- **THE TASK**:
Scan the records and identify every line in which the string "seats" occurs, then return those lines.

>> Begin

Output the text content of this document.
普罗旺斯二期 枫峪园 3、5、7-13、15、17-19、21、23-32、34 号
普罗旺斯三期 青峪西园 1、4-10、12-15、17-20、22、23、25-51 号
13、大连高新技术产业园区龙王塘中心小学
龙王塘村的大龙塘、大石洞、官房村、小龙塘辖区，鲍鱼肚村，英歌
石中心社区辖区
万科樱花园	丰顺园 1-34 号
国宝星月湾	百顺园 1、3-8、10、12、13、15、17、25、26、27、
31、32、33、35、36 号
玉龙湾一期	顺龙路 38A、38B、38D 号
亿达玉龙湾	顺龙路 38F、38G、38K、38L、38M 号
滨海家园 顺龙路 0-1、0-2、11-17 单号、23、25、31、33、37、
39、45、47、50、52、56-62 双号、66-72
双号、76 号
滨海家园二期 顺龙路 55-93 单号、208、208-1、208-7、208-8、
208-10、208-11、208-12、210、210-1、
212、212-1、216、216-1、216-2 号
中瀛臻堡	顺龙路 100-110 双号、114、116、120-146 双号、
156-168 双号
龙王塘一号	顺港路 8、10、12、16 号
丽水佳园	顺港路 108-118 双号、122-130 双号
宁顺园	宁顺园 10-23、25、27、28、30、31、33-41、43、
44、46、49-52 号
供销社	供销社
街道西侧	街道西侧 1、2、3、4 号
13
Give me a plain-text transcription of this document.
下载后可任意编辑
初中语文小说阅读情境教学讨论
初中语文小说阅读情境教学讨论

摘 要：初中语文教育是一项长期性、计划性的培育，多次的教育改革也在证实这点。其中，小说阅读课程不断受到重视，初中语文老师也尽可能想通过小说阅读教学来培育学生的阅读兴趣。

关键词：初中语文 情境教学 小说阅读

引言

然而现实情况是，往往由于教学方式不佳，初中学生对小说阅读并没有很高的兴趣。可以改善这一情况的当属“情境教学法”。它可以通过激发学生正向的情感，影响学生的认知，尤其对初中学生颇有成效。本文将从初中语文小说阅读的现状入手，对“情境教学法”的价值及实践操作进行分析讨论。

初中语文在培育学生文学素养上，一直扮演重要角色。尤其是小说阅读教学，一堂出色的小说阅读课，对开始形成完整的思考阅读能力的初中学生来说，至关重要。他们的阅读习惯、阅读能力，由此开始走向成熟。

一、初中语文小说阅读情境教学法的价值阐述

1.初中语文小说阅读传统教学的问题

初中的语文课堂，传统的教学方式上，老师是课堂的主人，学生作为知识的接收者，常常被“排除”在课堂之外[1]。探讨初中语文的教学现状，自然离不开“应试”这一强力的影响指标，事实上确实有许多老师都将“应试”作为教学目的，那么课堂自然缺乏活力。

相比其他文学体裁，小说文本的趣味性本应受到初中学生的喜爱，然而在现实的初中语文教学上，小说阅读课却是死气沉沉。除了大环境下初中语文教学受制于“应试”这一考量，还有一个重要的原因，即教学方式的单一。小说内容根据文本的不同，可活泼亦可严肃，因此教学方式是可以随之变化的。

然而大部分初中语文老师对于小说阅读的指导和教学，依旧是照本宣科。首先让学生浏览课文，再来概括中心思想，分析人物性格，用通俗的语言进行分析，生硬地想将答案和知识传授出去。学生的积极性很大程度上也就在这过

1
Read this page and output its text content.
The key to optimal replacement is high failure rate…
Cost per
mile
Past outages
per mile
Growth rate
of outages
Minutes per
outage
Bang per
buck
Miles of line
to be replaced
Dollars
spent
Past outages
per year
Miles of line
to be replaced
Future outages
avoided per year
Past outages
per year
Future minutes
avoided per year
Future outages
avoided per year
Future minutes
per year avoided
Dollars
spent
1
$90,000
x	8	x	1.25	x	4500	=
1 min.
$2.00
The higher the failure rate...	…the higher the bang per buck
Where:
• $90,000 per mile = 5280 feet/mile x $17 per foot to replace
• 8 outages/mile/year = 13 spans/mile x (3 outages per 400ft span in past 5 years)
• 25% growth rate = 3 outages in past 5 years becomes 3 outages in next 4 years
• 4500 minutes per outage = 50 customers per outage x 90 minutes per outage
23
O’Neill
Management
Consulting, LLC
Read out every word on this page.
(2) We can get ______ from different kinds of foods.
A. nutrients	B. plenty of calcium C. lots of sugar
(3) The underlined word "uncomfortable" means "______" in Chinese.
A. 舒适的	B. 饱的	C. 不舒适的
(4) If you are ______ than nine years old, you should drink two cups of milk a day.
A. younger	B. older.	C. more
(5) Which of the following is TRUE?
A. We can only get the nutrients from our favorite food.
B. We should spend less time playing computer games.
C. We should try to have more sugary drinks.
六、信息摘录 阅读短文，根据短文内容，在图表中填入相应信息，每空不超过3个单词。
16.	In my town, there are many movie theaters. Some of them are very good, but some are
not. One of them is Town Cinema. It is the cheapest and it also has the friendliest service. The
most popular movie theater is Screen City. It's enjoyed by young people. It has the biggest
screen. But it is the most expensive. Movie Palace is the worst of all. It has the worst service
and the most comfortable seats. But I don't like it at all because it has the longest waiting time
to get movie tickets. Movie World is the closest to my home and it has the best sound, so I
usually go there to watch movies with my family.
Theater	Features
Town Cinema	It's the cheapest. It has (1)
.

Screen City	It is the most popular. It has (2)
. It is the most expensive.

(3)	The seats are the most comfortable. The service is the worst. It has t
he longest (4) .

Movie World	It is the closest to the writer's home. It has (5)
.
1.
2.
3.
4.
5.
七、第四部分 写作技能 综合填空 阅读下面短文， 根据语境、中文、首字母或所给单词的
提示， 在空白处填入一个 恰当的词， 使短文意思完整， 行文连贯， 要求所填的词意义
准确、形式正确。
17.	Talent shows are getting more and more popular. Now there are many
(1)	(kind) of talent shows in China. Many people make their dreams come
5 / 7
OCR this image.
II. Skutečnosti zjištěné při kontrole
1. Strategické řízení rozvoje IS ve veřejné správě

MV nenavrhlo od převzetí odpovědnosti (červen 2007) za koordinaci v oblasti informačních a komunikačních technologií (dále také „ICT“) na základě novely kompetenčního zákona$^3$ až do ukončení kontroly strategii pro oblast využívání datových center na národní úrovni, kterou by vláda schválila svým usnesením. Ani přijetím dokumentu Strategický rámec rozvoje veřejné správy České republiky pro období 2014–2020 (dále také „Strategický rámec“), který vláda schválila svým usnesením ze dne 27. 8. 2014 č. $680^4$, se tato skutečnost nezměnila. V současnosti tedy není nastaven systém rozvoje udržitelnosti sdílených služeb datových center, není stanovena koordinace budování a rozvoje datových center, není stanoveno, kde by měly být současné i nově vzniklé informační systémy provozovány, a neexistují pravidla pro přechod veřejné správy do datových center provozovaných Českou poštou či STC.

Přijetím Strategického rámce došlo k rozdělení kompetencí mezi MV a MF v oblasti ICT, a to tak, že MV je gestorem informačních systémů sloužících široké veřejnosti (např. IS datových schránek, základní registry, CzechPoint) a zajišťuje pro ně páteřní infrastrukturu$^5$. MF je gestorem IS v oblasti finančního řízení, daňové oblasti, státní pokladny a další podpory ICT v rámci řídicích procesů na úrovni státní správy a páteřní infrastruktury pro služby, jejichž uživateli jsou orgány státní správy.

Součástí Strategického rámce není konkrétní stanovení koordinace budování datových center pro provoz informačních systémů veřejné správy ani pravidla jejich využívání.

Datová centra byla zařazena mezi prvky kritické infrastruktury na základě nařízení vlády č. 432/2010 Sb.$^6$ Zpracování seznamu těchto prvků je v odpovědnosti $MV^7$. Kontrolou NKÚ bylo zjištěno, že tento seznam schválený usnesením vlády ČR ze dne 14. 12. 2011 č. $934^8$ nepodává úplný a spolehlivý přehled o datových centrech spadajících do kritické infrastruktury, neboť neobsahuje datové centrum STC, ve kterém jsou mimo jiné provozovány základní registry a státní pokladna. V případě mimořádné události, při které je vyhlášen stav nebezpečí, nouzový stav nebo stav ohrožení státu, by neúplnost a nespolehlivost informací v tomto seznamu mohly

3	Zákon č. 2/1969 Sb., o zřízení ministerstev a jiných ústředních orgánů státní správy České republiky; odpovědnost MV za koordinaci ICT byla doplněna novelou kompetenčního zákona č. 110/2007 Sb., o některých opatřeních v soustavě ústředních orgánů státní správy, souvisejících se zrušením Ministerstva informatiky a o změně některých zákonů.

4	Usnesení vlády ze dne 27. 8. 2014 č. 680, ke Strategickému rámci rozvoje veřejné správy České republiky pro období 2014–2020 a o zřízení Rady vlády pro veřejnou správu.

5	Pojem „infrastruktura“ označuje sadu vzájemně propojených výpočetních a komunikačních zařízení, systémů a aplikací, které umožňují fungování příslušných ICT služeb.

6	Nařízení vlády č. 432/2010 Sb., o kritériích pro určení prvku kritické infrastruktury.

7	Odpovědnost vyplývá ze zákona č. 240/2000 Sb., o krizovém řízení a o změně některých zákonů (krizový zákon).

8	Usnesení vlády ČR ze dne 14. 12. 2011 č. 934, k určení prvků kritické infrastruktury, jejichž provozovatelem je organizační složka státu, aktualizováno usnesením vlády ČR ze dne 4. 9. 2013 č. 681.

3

>> End

- **CORRECT OUTPUT**:
and the most comfortable seats. But I don't like it at all because it has the longest waiting time
(3)	The seats are the most comfortable. The service is the worst. It has t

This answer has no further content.